> Aim
Reproduce every entry exactly, without alteration.
☆ ☆ ☆
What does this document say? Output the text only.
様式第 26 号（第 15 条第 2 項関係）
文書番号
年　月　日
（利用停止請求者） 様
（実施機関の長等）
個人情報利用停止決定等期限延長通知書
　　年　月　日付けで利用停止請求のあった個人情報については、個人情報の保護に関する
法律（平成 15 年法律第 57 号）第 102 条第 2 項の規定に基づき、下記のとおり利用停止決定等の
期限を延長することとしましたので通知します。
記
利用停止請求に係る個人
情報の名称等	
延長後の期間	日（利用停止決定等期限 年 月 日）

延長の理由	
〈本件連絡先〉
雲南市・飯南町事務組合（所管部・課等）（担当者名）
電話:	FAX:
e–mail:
☆ ☆ ☆
> Result for this exercise
What does this document say? Output the text only.
様式第 26 号（第 15 条第 2 項関係）
文書番号
年　月　日
（利用停止請求者） 様
（実施機関の長等）
個人情報利用停止決定等期限延長通知書
　　年　月　日付けで利用停止請求のあった個人情報については、個人情報の保護に関する
法律（平成 15 年法律第 57 号）第 102 条第 2 項の規定に基づき、下記のとおり利用停止決定等の
期限を延長することとしましたので通知します。
記
利用停止請求に係る個人
情報の名称等	
延長後の期間	日（利用停止決定等期限 年 月 日）

延長の理由	
〈本件連絡先〉
雲南市・飯南町事務組合（所管部・課等）（担当者名）
電話:	FAX:
e–mail:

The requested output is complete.